→ **TASK STATEMENT**:
Would you restate all the data that follows, word for word?

↓↓↓

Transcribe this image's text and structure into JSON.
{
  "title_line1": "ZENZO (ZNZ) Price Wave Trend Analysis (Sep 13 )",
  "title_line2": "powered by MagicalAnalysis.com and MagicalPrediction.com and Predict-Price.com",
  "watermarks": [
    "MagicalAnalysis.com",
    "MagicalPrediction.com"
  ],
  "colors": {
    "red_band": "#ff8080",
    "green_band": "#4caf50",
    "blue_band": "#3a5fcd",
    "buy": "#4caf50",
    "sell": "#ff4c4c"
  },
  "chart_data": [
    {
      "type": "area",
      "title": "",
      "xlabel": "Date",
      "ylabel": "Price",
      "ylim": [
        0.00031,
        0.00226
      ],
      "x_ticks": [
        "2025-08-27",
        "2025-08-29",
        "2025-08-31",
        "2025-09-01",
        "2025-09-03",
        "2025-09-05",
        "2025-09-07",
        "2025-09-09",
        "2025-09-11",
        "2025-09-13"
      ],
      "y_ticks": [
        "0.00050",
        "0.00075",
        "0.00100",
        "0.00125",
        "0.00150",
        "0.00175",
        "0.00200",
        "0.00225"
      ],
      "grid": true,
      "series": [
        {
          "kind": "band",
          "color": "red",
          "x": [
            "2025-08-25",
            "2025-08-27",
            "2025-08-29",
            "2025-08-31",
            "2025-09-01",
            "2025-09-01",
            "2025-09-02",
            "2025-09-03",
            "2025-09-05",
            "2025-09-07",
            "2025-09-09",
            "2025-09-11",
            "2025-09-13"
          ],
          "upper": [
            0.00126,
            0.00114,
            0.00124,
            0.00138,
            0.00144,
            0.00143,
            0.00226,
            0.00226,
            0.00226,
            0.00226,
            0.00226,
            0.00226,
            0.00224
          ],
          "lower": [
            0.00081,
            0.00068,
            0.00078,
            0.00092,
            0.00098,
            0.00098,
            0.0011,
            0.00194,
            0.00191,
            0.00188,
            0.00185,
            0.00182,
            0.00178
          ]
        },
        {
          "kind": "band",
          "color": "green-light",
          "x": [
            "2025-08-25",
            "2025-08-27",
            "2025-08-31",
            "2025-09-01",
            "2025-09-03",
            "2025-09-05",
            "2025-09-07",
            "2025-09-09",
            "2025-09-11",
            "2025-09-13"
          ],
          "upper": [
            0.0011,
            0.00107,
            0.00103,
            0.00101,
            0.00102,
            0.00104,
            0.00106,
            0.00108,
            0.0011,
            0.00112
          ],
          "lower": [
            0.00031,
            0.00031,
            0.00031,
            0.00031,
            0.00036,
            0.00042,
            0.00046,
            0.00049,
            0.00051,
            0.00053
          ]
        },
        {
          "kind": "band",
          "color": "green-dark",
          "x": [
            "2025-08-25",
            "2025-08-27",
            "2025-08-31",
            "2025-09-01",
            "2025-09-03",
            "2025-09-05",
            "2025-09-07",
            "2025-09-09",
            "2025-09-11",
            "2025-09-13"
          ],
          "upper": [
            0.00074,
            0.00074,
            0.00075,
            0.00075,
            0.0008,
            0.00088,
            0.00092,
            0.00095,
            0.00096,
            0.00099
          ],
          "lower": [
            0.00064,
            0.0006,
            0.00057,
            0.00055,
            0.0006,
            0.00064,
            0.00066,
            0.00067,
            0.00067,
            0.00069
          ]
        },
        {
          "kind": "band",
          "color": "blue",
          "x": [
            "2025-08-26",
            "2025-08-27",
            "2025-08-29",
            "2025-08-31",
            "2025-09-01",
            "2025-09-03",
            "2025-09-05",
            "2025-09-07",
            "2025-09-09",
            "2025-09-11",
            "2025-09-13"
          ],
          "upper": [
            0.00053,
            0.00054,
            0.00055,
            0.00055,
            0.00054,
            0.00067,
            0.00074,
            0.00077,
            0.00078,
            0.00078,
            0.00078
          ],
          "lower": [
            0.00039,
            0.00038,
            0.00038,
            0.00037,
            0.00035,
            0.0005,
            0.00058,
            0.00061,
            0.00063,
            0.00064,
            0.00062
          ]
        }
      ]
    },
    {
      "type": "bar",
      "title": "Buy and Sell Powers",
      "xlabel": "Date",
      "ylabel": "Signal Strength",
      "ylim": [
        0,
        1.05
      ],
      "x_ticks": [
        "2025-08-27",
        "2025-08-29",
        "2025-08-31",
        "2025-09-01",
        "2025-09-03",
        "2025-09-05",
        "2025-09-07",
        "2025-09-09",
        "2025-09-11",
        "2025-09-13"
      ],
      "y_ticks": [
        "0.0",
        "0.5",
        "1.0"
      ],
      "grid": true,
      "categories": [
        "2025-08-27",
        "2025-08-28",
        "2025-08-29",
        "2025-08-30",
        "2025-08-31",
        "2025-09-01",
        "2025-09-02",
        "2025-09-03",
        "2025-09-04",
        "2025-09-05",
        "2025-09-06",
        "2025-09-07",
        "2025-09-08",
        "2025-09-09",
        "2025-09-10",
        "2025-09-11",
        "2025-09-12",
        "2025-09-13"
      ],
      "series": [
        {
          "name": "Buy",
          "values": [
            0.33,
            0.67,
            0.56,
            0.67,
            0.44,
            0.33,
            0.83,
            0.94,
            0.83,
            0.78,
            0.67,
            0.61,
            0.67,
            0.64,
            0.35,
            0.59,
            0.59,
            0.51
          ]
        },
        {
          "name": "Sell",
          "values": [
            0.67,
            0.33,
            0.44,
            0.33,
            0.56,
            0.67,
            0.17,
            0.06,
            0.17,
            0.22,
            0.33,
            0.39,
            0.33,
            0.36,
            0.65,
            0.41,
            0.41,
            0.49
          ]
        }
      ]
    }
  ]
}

↑↑↑

→ **RESPONSE TO THIS TASK**:
Transcribe this image's text and structure into JSON.
{
  "title_line1": "ZENZO (ZNZ) Price Wave Trend Analysis (Sep 13 )",
  "title_line2": "powered by MagicalAnalysis.com and MagicalPrediction.com and Predict-Price.com",
  "watermarks": [
    "MagicalAnalysis.com",
    "MagicalPrediction.com"
  ],
  "colors": {
    "red_band": "#ff8080",
    "green_band": "#4caf50",
    "blue_band": "#3a5fcd",
    "buy": "#4caf50",
    "sell": "#ff4c4c"
  },
  "chart_data": [
    {
      "type": "area",
      "title": "",
      "xlabel": "Date",
      "ylabel": "Price",
      "ylim": [
        0.00031,
        0.00226
      ],
      "x_ticks": [
        "2025-08-27",
        "2025-08-29",
        "2025-08-31",
        "2025-09-01",
        "2025-09-03",
        "2025-09-05",
        "2025-09-07",
        "2025-09-09",
        "2025-09-11",
        "2025-09-13"
      ],
      "y_ticks": [
        "0.00050",
        "0.00075",
        "0.00100",
        "0.00125",
        "0.00150",
        "0.00175",
        "0.00200",
        "0.00225"
      ],
      "grid": true,
      "series": [
        {
          "kind": "band",
          "color": "red",
          "x": [
            "2025-08-25",
            "2025-08-27",
            "2025-08-29",
            "2025-08-31",
            "2025-09-01",
            "2025-09-01",
            "2025-09-02",
            "2025-09-03",
            "2025-09-05",
            "2025-09-07",
            "2025-09-09",
            "2025-09-11",
            "2025-09-13"
          ],
          "upper": [
            0.00126,
            0.00114,
            0.00124,
            0.00138,
            0.00144,
            0.00143,
            0.00226,
            0.00226,
            0.00226,
            0.00226,
            0.00226,
            0.00226,
            0.00224
          ],
          "lower": [
            0.00081,
            0.00068,
            0.00078,
            0.00092,
            0.00098,
            0.00098,
            0.0011,
            0.00194,
            0.00191,
            0.00188,
            0.00185,
            0.00182,
            0.00178
          ]
        },
        {
          "kind": "band",
          "color": "green-light",
          "x": [
            "2025-08-25",
            "2025-08-27",
            "2025-08-31",
            "2025-09-01",
            "2025-09-03",
            "2025-09-05",
            "2025-09-07",
            "2025-09-09",
            "2025-09-11",
            "2025-09-13"
          ],
          "upper": [
            0.0011,
            0.00107,
            0.00103,
            0.00101,
            0.00102,
            0.00104,
            0.00106,
            0.00108,
            0.0011,
            0.00112
          ],
          "lower": [
            0.00031,
            0.00031,
            0.00031,
            0.00031,
            0.00036,
            0.00042,
            0.00046,
            0.00049,
            0.00051,
            0.00053
          ]
        },
        {
          "kind": "band",
          "color": "green-dark",
          "x": [
            "2025-08-25",
            "2025-08-27",
            "2025-08-31",
            "2025-09-01",
            "2025-09-03",
            "2025-09-05",
            "2025-09-07",
            "2025-09-09",
            "2025-09-11",
            "2025-09-13"
          ],
          "upper": [
            0.00074,
            0.00074,
            0.00075,
            0.00075,
            0.0008,
            0.00088,
            0.00092,
            0.00095,
            0.00096,
            0.00099
          ],
          "lower": [
            0.00064,
            0.0006,
            0.00057,
            0.00055,
            0.0006,
            0.00064,
            0.00066,
            0.00067,
            0.00067,
            0.00069
          ]
        },
        {
          "kind": "band",
          "color": "blue",
          "x": [
            "2025-08-26",
            "2025-08-27",
            "2025-08-29",
            "2025-08-31",
            "2025-09-01",
            "2025-09-03",
            "2025-09-05",
            "2025-09-07",
            "2025-09-09",
            "2025-09-11",
            "2025-09-13"
          ],
          "upper": [
            0.00053,
            0.00054,
            0.00055,
            0.00055,
            0.00054,
            0.00067,
            0.00074,
            0.00077,
            0.00078,
            0.00078,
            0.00078
          ],
          "lower": [
            0.00039,
            0.00038,
            0.00038,
            0.00037,
            0.00035,
            0.0005,
            0.00058,
            0.00061,
            0.00063,
            0.00064,
            0.00062
          ]
        }
      ]
    },
    {
      "type": "bar",
      "title": "Buy and Sell Powers",
      "xlabel": "Date",
      "ylabel": "Signal Strength",
      "ylim": [
        0,
        1.05
      ],
      "x_ticks": [
        "2025-08-27",
        "2025-08-29",
        "2025-08-31",
        "2025-09-01",
        "2025-09-03",
        "2025-09-05",
        "2025-09-07",
        "2025-09-09",
        "2025-09-11",
        "2025-09-13"
      ],
      "y_ticks": [
        "0.0",
        "0.5",
        "1.0"
      ],
      "grid": true,
      "categories": [
        "2025-08-27",
        "2025-08-28",
        "2025-08-29",
        "2025-08-30",
        "2025-08-31",
        "2025-09-01",
        "2025-09-02",
        "2025-09-03",
        "2025-09-04",
        "2025-09-05",
        "2025-09-06",
        "2025-09-07",
        "2025-09-08",
        "2025-09-09",
        "2025-09-10",
        "2025-09-11",
        "2025-09-12",
        "2025-09-13"
      ],
      "series": [
        {
          "name": "Buy",
          "values": [
            0.33,
            0.67,
            0.56,
            0.67,
            0.44,
            0.33,
            0.83,
            0.94,
            0.83,
            0.78,
            0.67,
            0.61,
            0.67,
            0.64,
            0.35,
            0.59,
            0.59,
            0.51
          ]
        },
        {
          "name": "Sell",
          "values": [
            0.67,
            0.33,
            0.44,
            0.33,
            0.56,
            0.67,
            0.17,
            0.06,
            0.17,
            0.22,
            0.33,
            0.39,
            0.33,
            0.36,
            0.65,
            0.41,
            0.41,
            0.49
          ]
        }
      ]
    }
  ]
}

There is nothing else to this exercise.